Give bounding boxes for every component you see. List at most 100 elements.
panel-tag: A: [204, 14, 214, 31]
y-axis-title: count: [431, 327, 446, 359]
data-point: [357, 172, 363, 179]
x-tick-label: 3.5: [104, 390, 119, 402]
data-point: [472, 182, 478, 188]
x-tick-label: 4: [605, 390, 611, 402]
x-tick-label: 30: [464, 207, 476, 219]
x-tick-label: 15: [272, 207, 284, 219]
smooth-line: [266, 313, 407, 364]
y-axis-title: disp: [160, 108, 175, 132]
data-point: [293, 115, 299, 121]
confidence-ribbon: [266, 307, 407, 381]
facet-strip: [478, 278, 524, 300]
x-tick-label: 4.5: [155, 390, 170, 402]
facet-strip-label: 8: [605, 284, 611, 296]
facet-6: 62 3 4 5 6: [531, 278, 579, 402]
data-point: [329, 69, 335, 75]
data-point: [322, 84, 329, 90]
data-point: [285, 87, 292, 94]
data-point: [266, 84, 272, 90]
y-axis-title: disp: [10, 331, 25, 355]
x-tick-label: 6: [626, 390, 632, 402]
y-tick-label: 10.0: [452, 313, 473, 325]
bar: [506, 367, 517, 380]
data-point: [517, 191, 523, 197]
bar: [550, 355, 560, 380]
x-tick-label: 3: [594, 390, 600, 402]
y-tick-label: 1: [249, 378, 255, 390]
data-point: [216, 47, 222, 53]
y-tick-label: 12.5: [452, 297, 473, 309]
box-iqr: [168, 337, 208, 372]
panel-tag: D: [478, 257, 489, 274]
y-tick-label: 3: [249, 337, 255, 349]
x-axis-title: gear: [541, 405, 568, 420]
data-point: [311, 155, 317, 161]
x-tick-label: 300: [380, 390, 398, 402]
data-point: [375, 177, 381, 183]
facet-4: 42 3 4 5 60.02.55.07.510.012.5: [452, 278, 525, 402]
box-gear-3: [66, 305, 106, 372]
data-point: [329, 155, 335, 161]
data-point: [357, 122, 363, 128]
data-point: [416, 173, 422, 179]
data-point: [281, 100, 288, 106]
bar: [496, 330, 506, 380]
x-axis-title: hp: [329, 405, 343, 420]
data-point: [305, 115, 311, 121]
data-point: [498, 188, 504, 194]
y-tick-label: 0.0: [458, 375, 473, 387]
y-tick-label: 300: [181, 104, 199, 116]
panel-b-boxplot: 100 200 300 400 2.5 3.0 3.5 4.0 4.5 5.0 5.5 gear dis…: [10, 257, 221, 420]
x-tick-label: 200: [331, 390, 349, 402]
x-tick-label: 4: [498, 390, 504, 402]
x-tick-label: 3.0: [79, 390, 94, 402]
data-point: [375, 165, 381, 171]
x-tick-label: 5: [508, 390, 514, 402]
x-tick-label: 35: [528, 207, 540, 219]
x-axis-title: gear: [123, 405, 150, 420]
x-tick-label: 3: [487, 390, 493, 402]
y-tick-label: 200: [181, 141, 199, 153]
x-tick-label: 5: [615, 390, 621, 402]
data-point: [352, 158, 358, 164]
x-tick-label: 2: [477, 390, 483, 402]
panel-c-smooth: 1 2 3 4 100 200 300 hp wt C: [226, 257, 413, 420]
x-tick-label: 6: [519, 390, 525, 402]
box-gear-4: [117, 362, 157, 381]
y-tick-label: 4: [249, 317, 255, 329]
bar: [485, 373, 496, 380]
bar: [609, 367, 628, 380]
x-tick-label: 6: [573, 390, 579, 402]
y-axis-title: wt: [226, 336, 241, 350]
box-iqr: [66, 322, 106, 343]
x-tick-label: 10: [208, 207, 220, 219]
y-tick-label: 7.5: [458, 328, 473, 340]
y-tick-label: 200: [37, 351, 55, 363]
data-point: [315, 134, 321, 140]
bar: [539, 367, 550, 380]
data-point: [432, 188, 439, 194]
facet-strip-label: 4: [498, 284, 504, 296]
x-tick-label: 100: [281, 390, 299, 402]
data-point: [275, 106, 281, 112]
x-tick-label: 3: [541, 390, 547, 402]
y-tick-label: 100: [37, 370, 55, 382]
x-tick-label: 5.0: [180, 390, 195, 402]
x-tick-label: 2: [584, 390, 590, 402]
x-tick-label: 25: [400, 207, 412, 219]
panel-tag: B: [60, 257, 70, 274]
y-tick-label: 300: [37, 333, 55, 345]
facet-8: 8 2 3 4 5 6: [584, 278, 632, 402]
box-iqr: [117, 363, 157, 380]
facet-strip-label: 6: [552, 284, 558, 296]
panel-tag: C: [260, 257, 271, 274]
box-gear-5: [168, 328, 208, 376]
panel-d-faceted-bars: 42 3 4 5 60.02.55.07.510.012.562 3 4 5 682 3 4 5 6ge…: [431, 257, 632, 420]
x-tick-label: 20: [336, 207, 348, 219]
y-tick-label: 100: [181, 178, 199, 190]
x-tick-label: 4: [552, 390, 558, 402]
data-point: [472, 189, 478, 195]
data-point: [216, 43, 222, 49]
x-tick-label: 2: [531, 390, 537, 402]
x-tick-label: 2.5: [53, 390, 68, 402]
==
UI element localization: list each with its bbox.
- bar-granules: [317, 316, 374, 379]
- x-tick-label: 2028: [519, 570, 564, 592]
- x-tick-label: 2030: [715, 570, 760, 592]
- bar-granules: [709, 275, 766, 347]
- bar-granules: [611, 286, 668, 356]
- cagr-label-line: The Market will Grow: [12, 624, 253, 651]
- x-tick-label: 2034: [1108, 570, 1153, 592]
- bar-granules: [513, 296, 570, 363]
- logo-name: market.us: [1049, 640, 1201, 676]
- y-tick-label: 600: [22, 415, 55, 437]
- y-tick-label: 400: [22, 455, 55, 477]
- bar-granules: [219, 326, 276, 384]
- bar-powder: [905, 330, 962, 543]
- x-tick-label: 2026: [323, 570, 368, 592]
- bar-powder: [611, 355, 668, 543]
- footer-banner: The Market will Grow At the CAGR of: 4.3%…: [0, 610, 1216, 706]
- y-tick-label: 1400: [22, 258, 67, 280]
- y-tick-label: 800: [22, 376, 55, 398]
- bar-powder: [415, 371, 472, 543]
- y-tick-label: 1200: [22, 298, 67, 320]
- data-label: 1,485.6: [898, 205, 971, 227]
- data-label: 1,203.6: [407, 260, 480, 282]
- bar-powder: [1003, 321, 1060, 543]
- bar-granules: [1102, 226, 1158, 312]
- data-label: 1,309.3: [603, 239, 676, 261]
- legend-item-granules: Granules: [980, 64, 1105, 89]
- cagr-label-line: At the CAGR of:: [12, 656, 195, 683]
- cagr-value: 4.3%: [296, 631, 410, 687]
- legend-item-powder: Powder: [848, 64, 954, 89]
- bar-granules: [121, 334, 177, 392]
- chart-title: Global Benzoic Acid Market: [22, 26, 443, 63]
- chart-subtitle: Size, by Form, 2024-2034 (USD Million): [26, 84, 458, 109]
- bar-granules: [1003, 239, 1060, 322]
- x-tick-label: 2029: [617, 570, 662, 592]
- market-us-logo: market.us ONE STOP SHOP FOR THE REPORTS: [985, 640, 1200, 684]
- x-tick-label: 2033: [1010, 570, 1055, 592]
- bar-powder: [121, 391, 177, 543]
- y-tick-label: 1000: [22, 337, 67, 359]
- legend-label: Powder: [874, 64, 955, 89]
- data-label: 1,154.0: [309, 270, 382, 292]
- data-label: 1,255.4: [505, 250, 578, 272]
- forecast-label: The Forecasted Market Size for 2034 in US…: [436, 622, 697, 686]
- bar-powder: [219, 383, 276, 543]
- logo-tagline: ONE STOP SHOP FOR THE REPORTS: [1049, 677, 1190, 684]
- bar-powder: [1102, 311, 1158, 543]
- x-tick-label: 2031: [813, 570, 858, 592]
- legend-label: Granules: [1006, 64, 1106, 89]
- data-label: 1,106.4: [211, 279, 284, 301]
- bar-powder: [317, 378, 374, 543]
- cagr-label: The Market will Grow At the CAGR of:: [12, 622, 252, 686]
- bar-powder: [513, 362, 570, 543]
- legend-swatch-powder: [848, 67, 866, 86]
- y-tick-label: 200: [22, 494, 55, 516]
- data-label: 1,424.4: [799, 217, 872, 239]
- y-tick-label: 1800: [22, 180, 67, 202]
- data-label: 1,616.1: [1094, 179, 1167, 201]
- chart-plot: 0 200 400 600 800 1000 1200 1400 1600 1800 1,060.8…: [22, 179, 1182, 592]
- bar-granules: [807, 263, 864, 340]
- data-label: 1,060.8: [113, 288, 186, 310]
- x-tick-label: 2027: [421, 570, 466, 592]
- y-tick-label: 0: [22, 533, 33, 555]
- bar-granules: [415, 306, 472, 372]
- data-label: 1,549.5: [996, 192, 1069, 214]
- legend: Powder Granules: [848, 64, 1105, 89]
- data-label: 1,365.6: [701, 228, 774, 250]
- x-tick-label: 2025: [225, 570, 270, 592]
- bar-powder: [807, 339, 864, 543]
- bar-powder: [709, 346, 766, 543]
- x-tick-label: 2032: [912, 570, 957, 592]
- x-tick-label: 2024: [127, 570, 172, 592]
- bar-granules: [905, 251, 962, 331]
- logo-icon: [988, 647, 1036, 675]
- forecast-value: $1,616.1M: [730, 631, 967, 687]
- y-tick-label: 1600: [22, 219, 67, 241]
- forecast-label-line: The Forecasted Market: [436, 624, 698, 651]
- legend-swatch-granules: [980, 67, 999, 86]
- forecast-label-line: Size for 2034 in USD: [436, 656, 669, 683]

■ Direction
Can you give the material from the line containing "Give bounding boxes" through the line containing "y-axis-title: disp: [160, 108, 175, 132]" as a JSON list of strings, one per line, with any blank lines left out?

■ Response for this exercise
[
  "Give bounding boxes for every component you see. List at most 100 elements.",
  "panel-tag: A: [204, 14, 214, 31]",
  "y-axis-title: count: [431, 327, 446, 359]",
  "data-point: [357, 172, 363, 179]",
  "x-tick-label: 3.5: [104, 390, 119, 402]",
  "data-point: [472, 182, 478, 188]",
  "x-tick-label: 4: [605, 390, 611, 402]",
  "x-tick-label: 30: [464, 207, 476, 219]",
  "x-tick-label: 15: [272, 207, 284, 219]",
  "smooth-line: [266, 313, 407, 364]",
  "y-axis-title: disp: [160, 108, 175, 132]"
]